Exercise task
Give the listing again character for character, but drop the images.

** START **

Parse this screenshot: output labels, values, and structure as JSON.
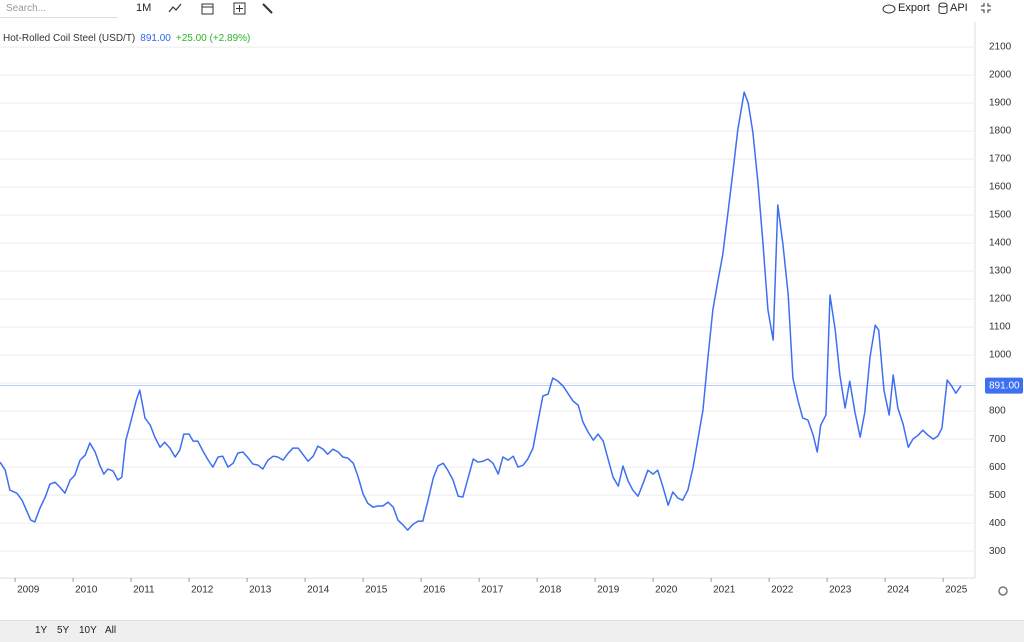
{
  "toolbar": {
    "search": "Search...",
    "interval": "1M",
    "export": "Export",
    "api": "API"
  },
  "chart_data": {
    "type": "line",
    "title": "Hot-Rolled Coil Steel (USD/T)",
    "price_label": "891.00",
    "change": "+25.00 (+2.89%)",
    "x": [
      2008.74,
      2008.83,
      2008.91,
      2009.03,
      2009.12,
      2009.21,
      2009.27,
      2009.34,
      2009.43,
      2009.52,
      2009.6,
      2009.69,
      2009.77,
      2009.86,
      2009.95,
      2010.03,
      2010.12,
      2010.21,
      2010.29,
      2010.38,
      2010.46,
      2010.53,
      2010.6,
      2010.69,
      2010.77,
      2010.84,
      2010.91,
      2010.98,
      2011.09,
      2011.15,
      2011.24,
      2011.33,
      2011.41,
      2011.5,
      2011.58,
      2011.67,
      2011.76,
      2011.84,
      2011.91,
      2012.0,
      2012.07,
      2012.15,
      2012.24,
      2012.33,
      2012.41,
      2012.5,
      2012.58,
      2012.67,
      2012.76,
      2012.84,
      2012.93,
      2013.02,
      2013.1,
      2013.19,
      2013.27,
      2013.36,
      2013.45,
      2013.53,
      2013.62,
      2013.71,
      2013.79,
      2013.88,
      2013.96,
      2014.05,
      2014.14,
      2014.22,
      2014.31,
      2014.39,
      2014.48,
      2014.57,
      2014.65,
      2014.74,
      2014.83,
      2014.91,
      2015.0,
      2015.08,
      2015.17,
      2015.26,
      2015.34,
      2015.43,
      2015.52,
      2015.6,
      2015.69,
      2015.77,
      2015.86,
      2015.95,
      2016.03,
      2016.12,
      2016.21,
      2016.29,
      2016.38,
      2016.46,
      2016.55,
      2016.64,
      2016.72,
      2016.81,
      2016.9,
      2016.98,
      2017.07,
      2017.15,
      2017.24,
      2017.33,
      2017.41,
      2017.5,
      2017.59,
      2017.67,
      2017.76,
      2017.84,
      2017.93,
      2018.02,
      2018.1,
      2018.19,
      2018.27,
      2018.36,
      2018.45,
      2018.53,
      2018.62,
      2018.71,
      2018.79,
      2018.88,
      2018.97,
      2019.05,
      2019.14,
      2019.22,
      2019.31,
      2019.4,
      2019.48,
      2019.57,
      2019.65,
      2019.74,
      2019.83,
      2019.91,
      2020.0,
      2020.08,
      2020.17,
      2020.26,
      2020.34,
      2020.43,
      2020.51,
      2020.6,
      2020.69,
      2020.77,
      2020.86,
      2020.95,
      2021.03,
      2021.12,
      2021.2,
      2021.29,
      2021.38,
      2021.46,
      2021.57,
      2021.64,
      2021.72,
      2021.81,
      2021.89,
      2021.98,
      2022.07,
      2022.15,
      2022.24,
      2022.33,
      2022.41,
      2022.5,
      2022.58,
      2022.67,
      2022.76,
      2022.83,
      2022.89,
      2022.98,
      2023.05,
      2023.14,
      2023.22,
      2023.31,
      2023.39,
      2023.48,
      2023.57,
      2023.65,
      2023.74,
      2023.83,
      2023.89,
      2023.98,
      2024.07,
      2024.14,
      2024.22,
      2024.31,
      2024.4,
      2024.48,
      2024.57,
      2024.65,
      2024.74,
      2024.83,
      2024.91,
      2024.98,
      2025.07,
      2025.15,
      2025.22,
      2025.31
    ],
    "series": [
      {
        "name": "Hot-Rolled Coil Steel",
        "color": "#3d6ff2",
        "values": [
          618,
          589,
          518,
          507,
          482,
          439,
          411,
          404,
          454,
          493,
          539,
          546,
          529,
          507,
          554,
          571,
          625,
          643,
          686,
          654,
          607,
          575,
          593,
          586,
          554,
          564,
          696,
          750,
          839,
          875,
          775,
          750,
          707,
          671,
          689,
          668,
          636,
          661,
          718,
          718,
          693,
          693,
          657,
          625,
          600,
          636,
          639,
          600,
          614,
          650,
          654,
          632,
          611,
          607,
          593,
          625,
          639,
          636,
          625,
          650,
          668,
          668,
          646,
          621,
          639,
          675,
          664,
          646,
          664,
          654,
          636,
          632,
          614,
          568,
          504,
          471,
          457,
          461,
          461,
          475,
          457,
          411,
          393,
          375,
          396,
          407,
          407,
          482,
          561,
          604,
          614,
          589,
          554,
          496,
          493,
          561,
          629,
          618,
          621,
          629,
          614,
          575,
          636,
          625,
          639,
          600,
          607,
          629,
          668,
          768,
          854,
          861,
          918,
          907,
          889,
          864,
          836,
          821,
          761,
          725,
          696,
          718,
          693,
          632,
          564,
          532,
          604,
          550,
          518,
          496,
          543,
          589,
          575,
          589,
          529,
          464,
          511,
          489,
          482,
          518,
          600,
          696,
          804,
          1000,
          1161,
          1268,
          1357,
          1507,
          1661,
          1804,
          1939,
          1900,
          1796,
          1611,
          1411,
          1161,
          1054,
          1536,
          1393,
          1214,
          918,
          836,
          775,
          768,
          714,
          654,
          750,
          786,
          1214,
          1089,
          929,
          811,
          907,
          796,
          707,
          796,
          993,
          1107,
          1089,
          875,
          786,
          929,
          811,
          754,
          671,
          700,
          714,
          732,
          714,
          700,
          711,
          739,
          911,
          889,
          864,
          891
        ]
      }
    ],
    "xlim": [
      2008.74,
      2025.55
    ],
    "ylim": [
      204,
      2161
    ],
    "xticks": [
      2009,
      2010,
      2011,
      2012,
      2013,
      2014,
      2015,
      2016,
      2017,
      2018,
      2019,
      2020,
      2021,
      2022,
      2023,
      2024,
      2025
    ],
    "yticks": [
      300,
      400,
      500,
      600,
      700,
      800,
      900,
      1000,
      1100,
      1200,
      1300,
      1400,
      1500,
      1600,
      1700,
      1800,
      1900,
      2000,
      2100
    ],
    "grid": true
  },
  "range_buttons": [
    "1Y",
    "5Y",
    "10Y",
    "All"
  ]
}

** END **

Result of this exercise
Parse this screenshot: output labels, values, and structure as JSON.
{
  "toolbar": {
    "search": "Search...",
    "interval": "1M",
    "export": "Export",
    "api": "API"
  },
  "chart_data": {
    "type": "line",
    "title": "Hot-Rolled Coil Steel (USD/T)",
    "price_label": "891.00",
    "change": "+25.00 (+2.89%)",
    "x": [
      2008.74,
      2008.83,
      2008.91,
      2009.03,
      2009.12,
      2009.21,
      2009.27,
      2009.34,
      2009.43,
      2009.52,
      2009.6,
      2009.69,
      2009.77,
      2009.86,
      2009.95,
      2010.03,
      2010.12,
      2010.21,
      2010.29,
      2010.38,
      2010.46,
      2010.53,
      2010.6,
      2010.69,
      2010.77,
      2010.84,
      2010.91,
      2010.98,
      2011.09,
      2011.15,
      2011.24,
      2011.33,
      2011.41,
      2011.5,
      2011.58,
      2011.67,
      2011.76,
      2011.84,
      2011.91,
      2012.0,
      2012.07,
      2012.15,
      2012.24,
      2012.33,
      2012.41,
      2012.5,
      2012.58,
      2012.67,
      2012.76,
      2012.84,
      2012.93,
      2013.02,
      2013.1,
      2013.19,
      2013.27,
      2013.36,
      2013.45,
      2013.53,
      2013.62,
      2013.71,
      2013.79,
      2013.88,
      2013.96,
      2014.05,
      2014.14,
      2014.22,
      2014.31,
      2014.39,
      2014.48,
      2014.57,
      2014.65,
      2014.74,
      2014.83,
      2014.91,
      2015.0,
      2015.08,
      2015.17,
      2015.26,
      2015.34,
      2015.43,
      2015.52,
      2015.6,
      2015.69,
      2015.77,
      2015.86,
      2015.95,
      2016.03,
      2016.12,
      2016.21,
      2016.29,
      2016.38,
      2016.46,
      2016.55,
      2016.64,
      2016.72,
      2016.81,
      2016.9,
      2016.98,
      2017.07,
      2017.15,
      2017.24,
      2017.33,
      2017.41,
      2017.5,
      2017.59,
      2017.67,
      2017.76,
      2017.84,
      2017.93,
      2018.02,
      2018.1,
      2018.19,
      2018.27,
      2018.36,
      2018.45,
      2018.53,
      2018.62,
      2018.71,
      2018.79,
      2018.88,
      2018.97,
      2019.05,
      2019.14,
      2019.22,
      2019.31,
      2019.4,
      2019.48,
      2019.57,
      2019.65,
      2019.74,
      2019.83,
      2019.91,
      2020.0,
      2020.08,
      2020.17,
      2020.26,
      2020.34,
      2020.43,
      2020.51,
      2020.6,
      2020.69,
      2020.77,
      2020.86,
      2020.95,
      2021.03,
      2021.12,
      2021.2,
      2021.29,
      2021.38,
      2021.46,
      2021.57,
      2021.64,
      2021.72,
      2021.81,
      2021.89,
      2021.98,
      2022.07,
      2022.15,
      2022.24,
      2022.33,
      2022.41,
      2022.5,
      2022.58,
      2022.67,
      2022.76,
      2022.83,
      2022.89,
      2022.98,
      2023.05,
      2023.14,
      2023.22,
      2023.31,
      2023.39,
      2023.48,
      2023.57,
      2023.65,
      2023.74,
      2023.83,
      2023.89,
      2023.98,
      2024.07,
      2024.14,
      2024.22,
      2024.31,
      2024.4,
      2024.48,
      2024.57,
      2024.65,
      2024.74,
      2024.83,
      2024.91,
      2024.98,
      2025.07,
      2025.15,
      2025.22,
      2025.31
    ],
    "series": [
      {
        "name": "Hot-Rolled Coil Steel",
        "color": "#3d6ff2",
        "values": [
          618,
          589,
          518,
          507,
          482,
          439,
          411,
          404,
          454,
          493,
          539,
          546,
          529,
          507,
          554,
          571,
          625,
          643,
          686,
          654,
          607,
          575,
          593,
          586,
          554,
          564,
          696,
          750,
          839,
          875,
          775,
          750,
          707,
          671,
          689,
          668,
          636,
          661,
          718,
          718,
          693,
          693,
          657,
          625,
          600,
          636,
          639,
          600,
          614,
          650,
          654,
          632,
          611,
          607,
          593,
          625,
          639,
          636,
          625,
          650,
          668,
          668,
          646,
          621,
          639,
          675,
          664,
          646,
          664,
          654,
          636,
          632,
          614,
          568,
          504,
          471,
          457,
          461,
          461,
          475,
          457,
          411,
          393,
          375,
          396,
          407,
          407,
          482,
          561,
          604,
          614,
          589,
          554,
          496,
          493,
          561,
          629,
          618,
          621,
          629,
          614,
          575,
          636,
          625,
          639,
          600,
          607,
          629,
          668,
          768,
          854,
          861,
          918,
          907,
          889,
          864,
          836,
          821,
          761,
          725,
          696,
          718,
          693,
          632,
          564,
          532,
          604,
          550,
          518,
          496,
          543,
          589,
          575,
          589,
          529,
          464,
          511,
          489,
          482,
          518,
          600,
          696,
          804,
          1000,
          1161,
          1268,
          1357,
          1507,
          1661,
          1804,
          1939,
          1900,
          1796,
          1611,
          1411,
          1161,
          1054,
          1536,
          1393,
          1214,
          918,
          836,
          775,
          768,
          714,
          654,
          750,
          786,
          1214,
          1089,
          929,
          811,
          907,
          796,
          707,
          796,
          993,
          1107,
          1089,
          875,
          786,
          929,
          811,
          754,
          671,
          700,
          714,
          732,
          714,
          700,
          711,
          739,
          911,
          889,
          864,
          891
        ]
      }
    ],
    "xlim": [
      2008.74,
      2025.55
    ],
    "ylim": [
      204,
      2161
    ],
    "xticks": [
      2009,
      2010,
      2011,
      2012,
      2013,
      2014,
      2015,
      2016,
      2017,
      2018,
      2019,
      2020,
      2021,
      2022,
      2023,
      2024,
      2025
    ],
    "yticks": [
      300,
      400,
      500,
      600,
      700,
      800,
      900,
      1000,
      1100,
      1200,
      1300,
      1400,
      1500,
      1600,
      1700,
      1800,
      1900,
      2000,
      2100
    ],
    "grid": true
  },
  "range_buttons": [
    "1Y",
    "5Y",
    "10Y",
    "All"
  ]
}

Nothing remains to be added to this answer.